Working data>
^^^^^^^^^^^^^^^^
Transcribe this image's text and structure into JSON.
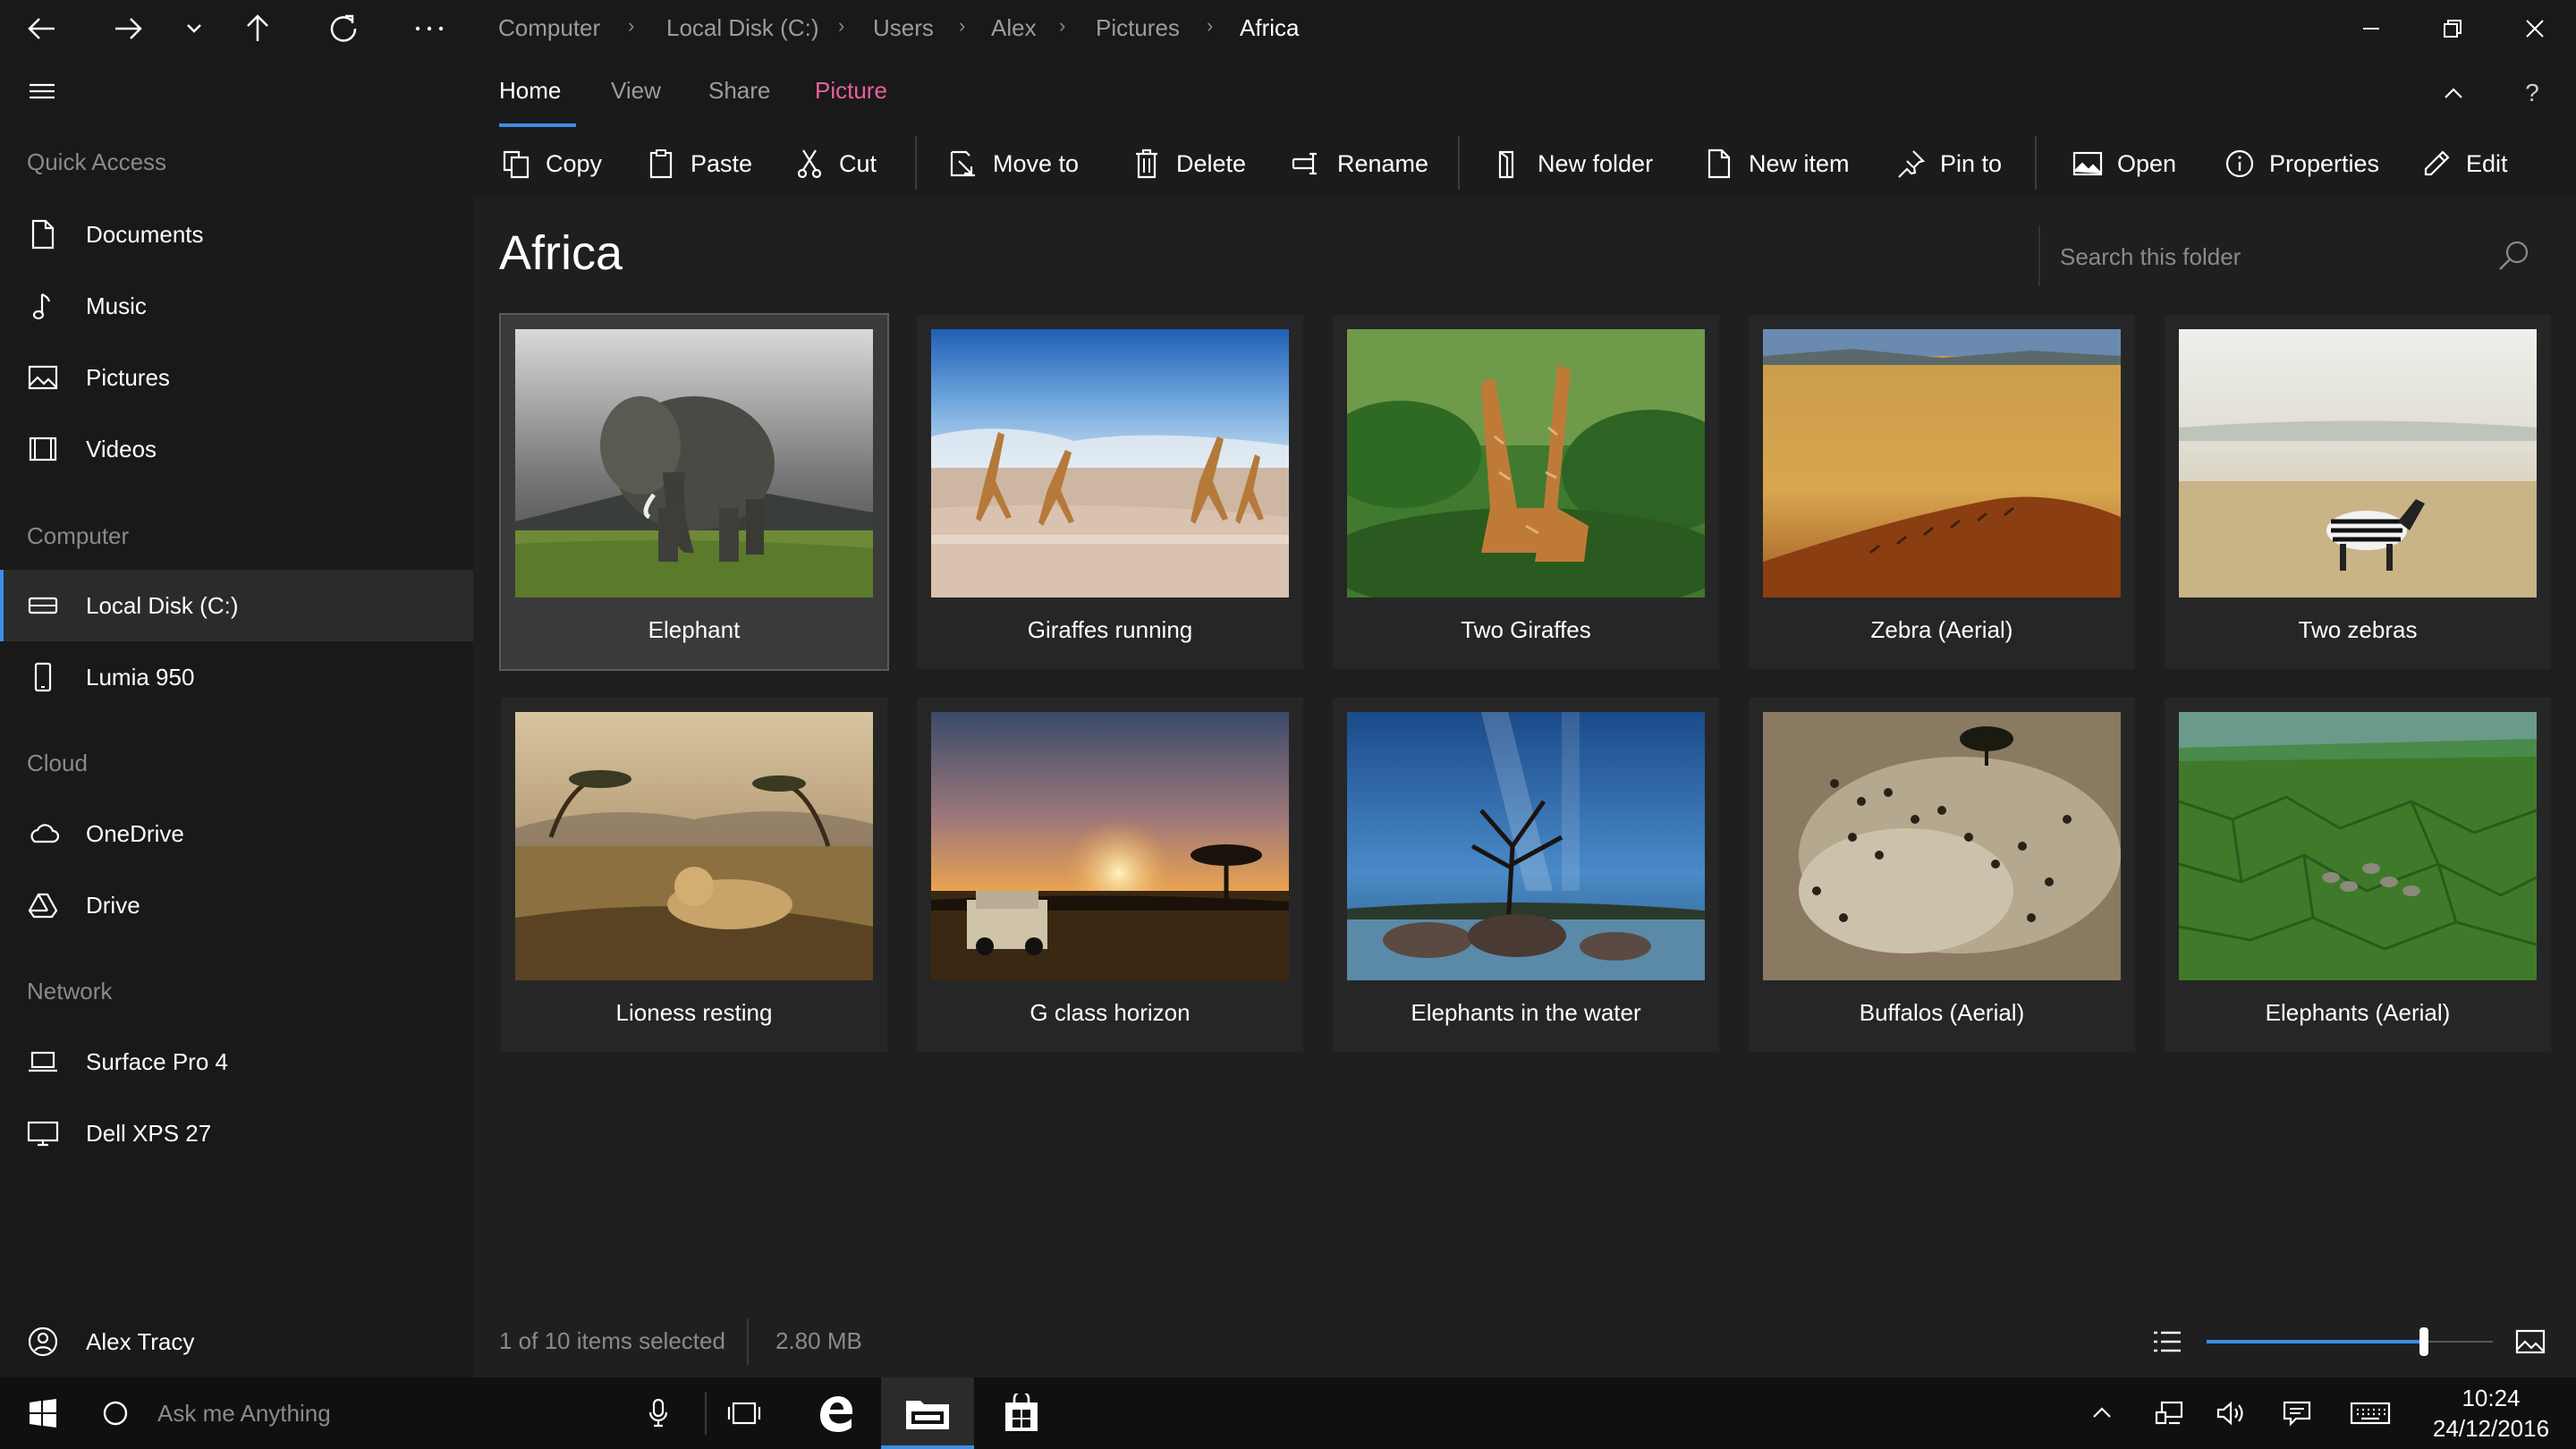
{
  "sidebar": {
    "sections": [
      {
        "heading": "Quick Access",
        "items": [
          {
            "label": "Documents",
            "icon": "document-icon"
          },
          {
            "label": "Music",
            "icon": "music-note-icon"
          },
          {
            "label": "Pictures",
            "icon": "picture-icon"
          },
          {
            "label": "Videos",
            "icon": "video-icon"
          }
        ]
      },
      {
        "heading": "Computer",
        "items": [
          {
            "label": "Local Disk (C:)",
            "icon": "drive-icon",
            "selected": true
          },
          {
            "label": "Lumia 950",
            "icon": "phone-icon"
          }
        ]
      },
      {
        "heading": "Cloud",
        "items": [
          {
            "label": "OneDrive",
            "icon": "cloud-icon"
          },
          {
            "label": "Drive",
            "icon": "triangle-drive-icon"
          }
        ]
      },
      {
        "heading": "Network",
        "items": [
          {
            "label": "Surface Pro 4",
            "icon": "laptop-icon"
          },
          {
            "label": "Dell XPS 27",
            "icon": "monitor-icon"
          }
        ]
      }
    ],
    "user": {
      "name": "Alex Tracy",
      "icon": "user-icon"
    }
  },
  "breadcrumb": [
    "Computer",
    "Local Disk (C:)",
    "Users",
    "Alex",
    "Pictures",
    "Africa"
  ],
  "ribbon": {
    "tabs": [
      "Home",
      "View",
      "Share",
      "Picture"
    ],
    "active_tab": "Home",
    "accent_tab": "Picture",
    "help": "?",
    "commands": [
      {
        "label": "Copy",
        "icon": "copy-icon"
      },
      {
        "label": "Paste",
        "icon": "paste-icon"
      },
      {
        "label": "Cut",
        "icon": "scissors-icon"
      },
      {
        "label": "Move to",
        "icon": "move-to-icon"
      },
      {
        "label": "Delete",
        "icon": "trash-icon"
      },
      {
        "label": "Rename",
        "icon": "rename-icon"
      },
      {
        "label": "New folder",
        "icon": "new-folder-icon"
      },
      {
        "label": "New item",
        "icon": "new-item-icon"
      },
      {
        "label": "Pin to",
        "icon": "pin-icon"
      },
      {
        "label": "Open",
        "icon": "open-image-icon"
      },
      {
        "label": "Properties",
        "icon": "info-icon"
      },
      {
        "label": "Edit",
        "icon": "pencil-icon"
      }
    ]
  },
  "folder": {
    "title": "Africa",
    "search_placeholder": "Search this folder",
    "items": [
      {
        "caption": "Elephant",
        "selected": true
      },
      {
        "caption": "Giraffes running"
      },
      {
        "caption": "Two Giraffes"
      },
      {
        "caption": "Zebra (Aerial)"
      },
      {
        "caption": "Two zebras"
      },
      {
        "caption": "Lioness resting"
      },
      {
        "caption": "G class horizon"
      },
      {
        "caption": "Elephants in the water"
      },
      {
        "caption": "Buffalos (Aerial)"
      },
      {
        "caption": "Elephants (Aerial)"
      }
    ]
  },
  "status": {
    "selection": "1 of 10 items selected",
    "size": "2.80 MB",
    "zoom_fraction": 0.76
  },
  "taskbar": {
    "search_placeholder": "Ask me Anything",
    "time": "10:24",
    "date": "24/12/2016"
  },
  "colors": {
    "accent": "#3b8ee8",
    "picture_tab": "#e8609f"
  }
}
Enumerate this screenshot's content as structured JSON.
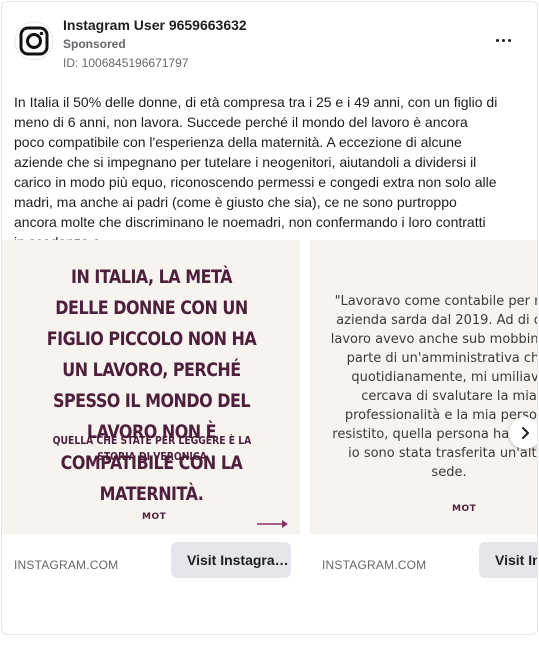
{
  "post": {
    "page_name": "Instagram User 9659663632",
    "sponsored_label": "Sponsored",
    "ad_id": "ID: 1006845196671797",
    "body_text": "In Italia il 50% delle donne, di età compresa tra i 25 e i 49 anni, con un figlio di meno di 6 anni, non lavora. Succede perché il mondo del lavoro è ancora poco compatibile con l'esperienza della maternità. A eccezione di alcune aziende che si impegnano per tutelare i neogenitori, aiutandoli a dividersi il carico in modo più equo, riconoscendo permessi e congedi extra non solo alle madri, ma anche ai padri (come è giusto che sia), ce ne sono purtroppo ancora molte che discriminano le noemadri, non confermando i loro contratti in scadenza o…"
  },
  "icons": {
    "avatar": "instagram-logo-icon",
    "more": "more-options-icon",
    "next": "chevron-right-icon",
    "arrow": "arrow-right-icon"
  },
  "colors": {
    "headline": "#4e1f3c",
    "card_background": "#f7f4ef",
    "cta_background": "#e4e6eb",
    "accent_arrow": "#8b2d6a"
  },
  "carousel": {
    "cards": [
      {
        "headline": "In Italia, la metà delle donne con un figlio piccolo non ha un lavoro, perché spesso il mondo del lavoro non è compatibile con la maternità.",
        "subline": "Quella che state per leggere è la storia di Veronica",
        "brand": "MOT",
        "domain": "INSTAGRAM.COM",
        "cta": "Visit Instagram profile"
      },
      {
        "quote": "\"Lavoravo come contabile per nota azienda sarda dal 2019. Ad di quel lavoro avevo anche sub mobbing da parte di un'amministrativa che, quotidianamente, mi umiliava cercava di svalutare la mia professionalità e la mia persona resistito, quella persona ha lavoro e io sono stata trasferita un'altra sede.",
        "brand": "MOT",
        "domain": "INSTAGRAM.COM",
        "cta": "Visit Instagram profile"
      }
    ]
  }
}
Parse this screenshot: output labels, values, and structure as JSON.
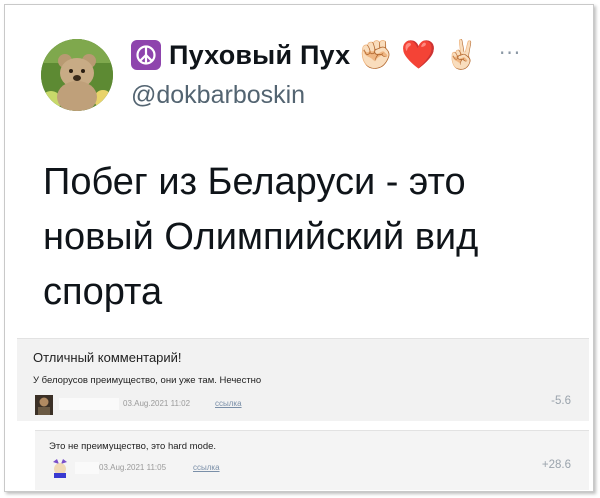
{
  "tweet": {
    "display_name": "Пуховый Пух",
    "handle": "@dokbarboskin",
    "name_emojis": [
      "✊🏻",
      "❤️",
      "✌🏻"
    ],
    "badge_icon": "peace-symbol-icon",
    "more_icon": "ellipsis-icon",
    "more_label": "···",
    "text": "Побег из Беларуси - это\nновый Олимпийский вид\nспорта"
  },
  "comments": [
    {
      "title": "Отличный комментарий!",
      "text": "У белорусов преимущество, они уже там. Нечестно",
      "date": "03.Aug.2021 11:02",
      "link": "ссылка",
      "score": "-5.6"
    },
    {
      "text": "Это не преимущество, это hard mode.",
      "date": "03.Aug.2021 11:05",
      "link": "ссылка",
      "score": "+28.6"
    }
  ],
  "colors": {
    "handle": "#536471",
    "badge": "#8e44ad",
    "comment_bg": "#f2f2f2",
    "link": "#7a8fa8"
  }
}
^^^^^^^^^^^^^^^^
Task objective>
Within the listing, how many lines hold the word "mondo"? Only the number is to be given.

Reply>
2